WHAT IS BEING ASKED:
Keep only the lines of the listing that include the word "Initial", and copy them.

━━━ DATA ENTRIES

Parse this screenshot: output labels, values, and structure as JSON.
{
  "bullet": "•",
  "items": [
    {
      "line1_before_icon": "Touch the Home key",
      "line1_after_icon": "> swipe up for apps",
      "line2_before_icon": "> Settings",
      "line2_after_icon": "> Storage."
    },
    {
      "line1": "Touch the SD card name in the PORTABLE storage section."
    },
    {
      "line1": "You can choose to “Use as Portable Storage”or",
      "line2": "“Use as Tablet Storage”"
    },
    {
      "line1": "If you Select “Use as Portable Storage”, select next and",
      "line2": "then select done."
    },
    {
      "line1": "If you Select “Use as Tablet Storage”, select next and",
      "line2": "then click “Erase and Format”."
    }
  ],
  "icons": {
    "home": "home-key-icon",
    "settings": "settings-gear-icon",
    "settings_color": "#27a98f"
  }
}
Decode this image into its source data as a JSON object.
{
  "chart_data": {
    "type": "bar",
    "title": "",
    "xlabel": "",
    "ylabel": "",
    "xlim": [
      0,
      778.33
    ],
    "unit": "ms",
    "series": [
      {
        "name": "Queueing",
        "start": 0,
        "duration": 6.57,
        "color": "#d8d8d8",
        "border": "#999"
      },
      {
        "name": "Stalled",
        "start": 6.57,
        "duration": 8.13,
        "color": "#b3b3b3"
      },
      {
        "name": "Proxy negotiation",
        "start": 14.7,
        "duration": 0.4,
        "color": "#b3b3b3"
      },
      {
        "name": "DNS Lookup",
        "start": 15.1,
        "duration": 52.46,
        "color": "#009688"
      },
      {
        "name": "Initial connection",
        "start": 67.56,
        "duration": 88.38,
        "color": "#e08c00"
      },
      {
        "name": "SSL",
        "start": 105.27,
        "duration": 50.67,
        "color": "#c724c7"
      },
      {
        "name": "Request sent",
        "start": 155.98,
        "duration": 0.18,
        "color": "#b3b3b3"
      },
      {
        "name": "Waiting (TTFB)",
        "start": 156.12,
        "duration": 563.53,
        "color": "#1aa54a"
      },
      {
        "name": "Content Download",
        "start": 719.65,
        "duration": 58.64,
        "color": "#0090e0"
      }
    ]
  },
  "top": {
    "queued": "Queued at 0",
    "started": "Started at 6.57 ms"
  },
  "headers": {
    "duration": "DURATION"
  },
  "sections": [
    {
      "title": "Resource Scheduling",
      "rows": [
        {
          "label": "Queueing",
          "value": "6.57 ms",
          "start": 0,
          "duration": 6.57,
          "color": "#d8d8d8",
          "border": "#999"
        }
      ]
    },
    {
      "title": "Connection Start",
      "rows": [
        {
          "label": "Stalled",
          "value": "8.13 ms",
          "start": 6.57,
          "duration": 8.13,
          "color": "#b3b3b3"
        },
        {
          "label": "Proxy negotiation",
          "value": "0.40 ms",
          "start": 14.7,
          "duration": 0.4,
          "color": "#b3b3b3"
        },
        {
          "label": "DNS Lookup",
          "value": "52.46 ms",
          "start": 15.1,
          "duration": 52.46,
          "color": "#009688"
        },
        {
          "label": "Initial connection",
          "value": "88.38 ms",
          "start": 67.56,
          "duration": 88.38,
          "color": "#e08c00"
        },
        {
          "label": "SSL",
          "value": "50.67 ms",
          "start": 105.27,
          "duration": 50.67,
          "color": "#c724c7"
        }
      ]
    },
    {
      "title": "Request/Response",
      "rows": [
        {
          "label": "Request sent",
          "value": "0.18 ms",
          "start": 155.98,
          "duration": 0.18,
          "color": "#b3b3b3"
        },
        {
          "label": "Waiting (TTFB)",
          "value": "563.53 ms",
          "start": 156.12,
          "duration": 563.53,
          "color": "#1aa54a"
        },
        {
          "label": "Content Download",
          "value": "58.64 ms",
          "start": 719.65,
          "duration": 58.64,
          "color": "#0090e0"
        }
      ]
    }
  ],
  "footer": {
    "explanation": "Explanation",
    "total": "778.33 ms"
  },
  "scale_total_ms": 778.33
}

━━━━━━

EXPECTED OUTPUT:
        "name": "Initial connection",
          "label": "Initial connection",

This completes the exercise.